Data entries »
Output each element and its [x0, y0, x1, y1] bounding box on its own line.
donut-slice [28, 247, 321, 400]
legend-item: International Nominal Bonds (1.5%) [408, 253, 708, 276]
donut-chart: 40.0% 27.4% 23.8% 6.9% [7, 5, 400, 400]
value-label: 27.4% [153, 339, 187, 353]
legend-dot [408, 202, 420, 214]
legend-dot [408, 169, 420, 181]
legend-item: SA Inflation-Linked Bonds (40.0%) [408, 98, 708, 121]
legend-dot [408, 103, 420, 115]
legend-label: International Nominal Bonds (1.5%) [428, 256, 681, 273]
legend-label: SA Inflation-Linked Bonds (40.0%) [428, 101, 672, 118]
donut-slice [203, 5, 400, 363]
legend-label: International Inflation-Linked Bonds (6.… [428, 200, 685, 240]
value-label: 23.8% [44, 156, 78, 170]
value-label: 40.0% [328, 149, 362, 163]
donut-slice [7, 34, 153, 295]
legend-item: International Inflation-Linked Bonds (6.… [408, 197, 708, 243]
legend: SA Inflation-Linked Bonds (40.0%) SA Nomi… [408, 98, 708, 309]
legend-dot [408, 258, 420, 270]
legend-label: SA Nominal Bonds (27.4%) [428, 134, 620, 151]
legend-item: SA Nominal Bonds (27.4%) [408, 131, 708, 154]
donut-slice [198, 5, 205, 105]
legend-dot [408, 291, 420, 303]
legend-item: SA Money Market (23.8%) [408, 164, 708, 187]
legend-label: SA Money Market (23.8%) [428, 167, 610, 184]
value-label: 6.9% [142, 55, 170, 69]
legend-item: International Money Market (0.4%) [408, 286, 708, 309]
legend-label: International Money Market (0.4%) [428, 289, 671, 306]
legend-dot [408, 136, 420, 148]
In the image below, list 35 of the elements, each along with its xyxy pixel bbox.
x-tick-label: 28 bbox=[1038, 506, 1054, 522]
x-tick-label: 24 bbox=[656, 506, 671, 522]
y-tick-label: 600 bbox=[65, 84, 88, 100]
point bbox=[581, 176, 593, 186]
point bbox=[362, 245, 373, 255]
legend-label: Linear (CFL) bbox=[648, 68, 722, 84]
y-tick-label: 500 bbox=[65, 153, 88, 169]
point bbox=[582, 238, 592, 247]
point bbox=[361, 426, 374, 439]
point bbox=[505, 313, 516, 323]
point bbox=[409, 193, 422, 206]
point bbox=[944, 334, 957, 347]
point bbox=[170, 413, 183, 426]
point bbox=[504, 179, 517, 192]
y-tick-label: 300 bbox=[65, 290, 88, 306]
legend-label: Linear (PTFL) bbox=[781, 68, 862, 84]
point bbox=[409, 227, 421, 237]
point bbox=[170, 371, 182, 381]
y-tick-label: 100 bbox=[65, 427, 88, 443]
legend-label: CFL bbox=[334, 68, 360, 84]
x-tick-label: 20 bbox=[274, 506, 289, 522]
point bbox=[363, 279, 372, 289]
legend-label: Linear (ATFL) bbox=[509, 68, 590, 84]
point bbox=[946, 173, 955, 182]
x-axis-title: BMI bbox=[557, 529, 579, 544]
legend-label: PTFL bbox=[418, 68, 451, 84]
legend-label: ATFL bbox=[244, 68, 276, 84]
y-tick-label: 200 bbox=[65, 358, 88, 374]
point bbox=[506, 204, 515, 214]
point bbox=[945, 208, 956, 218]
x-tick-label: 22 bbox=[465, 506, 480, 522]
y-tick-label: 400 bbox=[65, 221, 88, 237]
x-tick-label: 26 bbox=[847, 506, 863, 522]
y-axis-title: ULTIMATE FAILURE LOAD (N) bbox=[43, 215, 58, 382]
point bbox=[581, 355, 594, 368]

Instructions to follow » Can you retype everything from the first line of the records above down to the line containing "legend-dot [408, 103, 420, 115]", both included, character for character?

Task answer »
Output each element and its [x0, y0, x1, y1] bounding box on its own line.
donut-slice [28, 247, 321, 400]
legend-item: International Nominal Bonds (1.5%) [408, 253, 708, 276]
donut-chart: 40.0% 27.4% 23.8% 6.9% [7, 5, 400, 400]
value-label: 27.4% [153, 339, 187, 353]
legend-dot [408, 202, 420, 214]
legend-dot [408, 169, 420, 181]
legend-item: SA Inflation-Linked Bonds (40.0%) [408, 98, 708, 121]
legend-dot [408, 103, 420, 115]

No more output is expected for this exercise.